[begin RECORDS SUPPLIED]
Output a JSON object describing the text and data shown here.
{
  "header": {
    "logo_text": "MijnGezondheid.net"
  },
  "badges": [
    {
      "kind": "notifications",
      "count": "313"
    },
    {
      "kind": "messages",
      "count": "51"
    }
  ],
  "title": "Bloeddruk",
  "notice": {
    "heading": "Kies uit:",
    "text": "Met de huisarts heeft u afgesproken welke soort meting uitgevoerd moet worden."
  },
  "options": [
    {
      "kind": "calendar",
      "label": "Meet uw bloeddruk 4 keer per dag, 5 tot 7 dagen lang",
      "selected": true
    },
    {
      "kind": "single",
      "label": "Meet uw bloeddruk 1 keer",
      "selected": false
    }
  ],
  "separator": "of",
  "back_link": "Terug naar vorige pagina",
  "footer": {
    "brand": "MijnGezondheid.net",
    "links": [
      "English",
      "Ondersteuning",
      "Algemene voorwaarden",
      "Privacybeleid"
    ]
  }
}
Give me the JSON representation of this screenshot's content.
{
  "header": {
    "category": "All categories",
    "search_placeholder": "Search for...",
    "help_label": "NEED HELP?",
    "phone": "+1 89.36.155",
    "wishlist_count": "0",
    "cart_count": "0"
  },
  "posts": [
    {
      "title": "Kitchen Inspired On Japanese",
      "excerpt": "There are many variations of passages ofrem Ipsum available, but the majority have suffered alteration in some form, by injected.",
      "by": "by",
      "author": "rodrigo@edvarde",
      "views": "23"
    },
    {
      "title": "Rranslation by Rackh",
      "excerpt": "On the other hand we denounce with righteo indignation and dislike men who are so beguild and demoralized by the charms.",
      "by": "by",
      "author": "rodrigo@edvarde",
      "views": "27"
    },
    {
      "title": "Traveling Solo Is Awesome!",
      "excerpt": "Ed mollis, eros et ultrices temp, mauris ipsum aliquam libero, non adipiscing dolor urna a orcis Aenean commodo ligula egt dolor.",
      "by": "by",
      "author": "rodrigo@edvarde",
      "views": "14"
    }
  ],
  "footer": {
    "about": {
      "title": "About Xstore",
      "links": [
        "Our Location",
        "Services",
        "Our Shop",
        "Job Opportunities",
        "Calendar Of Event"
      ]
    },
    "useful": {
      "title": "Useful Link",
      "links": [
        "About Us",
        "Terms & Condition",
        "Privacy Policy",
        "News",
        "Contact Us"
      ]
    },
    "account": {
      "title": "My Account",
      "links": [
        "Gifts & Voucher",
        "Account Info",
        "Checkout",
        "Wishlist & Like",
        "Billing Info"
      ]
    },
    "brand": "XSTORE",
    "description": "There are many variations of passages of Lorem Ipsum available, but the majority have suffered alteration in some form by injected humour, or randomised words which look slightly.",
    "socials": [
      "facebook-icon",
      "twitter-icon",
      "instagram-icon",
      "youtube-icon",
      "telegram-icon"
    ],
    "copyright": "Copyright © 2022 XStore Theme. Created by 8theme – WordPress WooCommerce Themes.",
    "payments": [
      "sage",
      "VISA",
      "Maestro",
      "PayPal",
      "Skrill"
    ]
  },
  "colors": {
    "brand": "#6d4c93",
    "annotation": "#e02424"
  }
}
[end RECORDS SUPPLIED]
**CHALLENGE:** Lines that hold "have" are the ones to copy; find all of them.

**SOLUTION FOR THIS EXERCISE:**
      "excerpt": "There are many variations of passages ofrem Ipsum available, but the majority have suffered alteration in some form, by injected.",
    "description": "There are many variations of passages of Lorem Ipsum available, but the majority have suffered alteration in some form by injected humour, or randomised words which look slightly.",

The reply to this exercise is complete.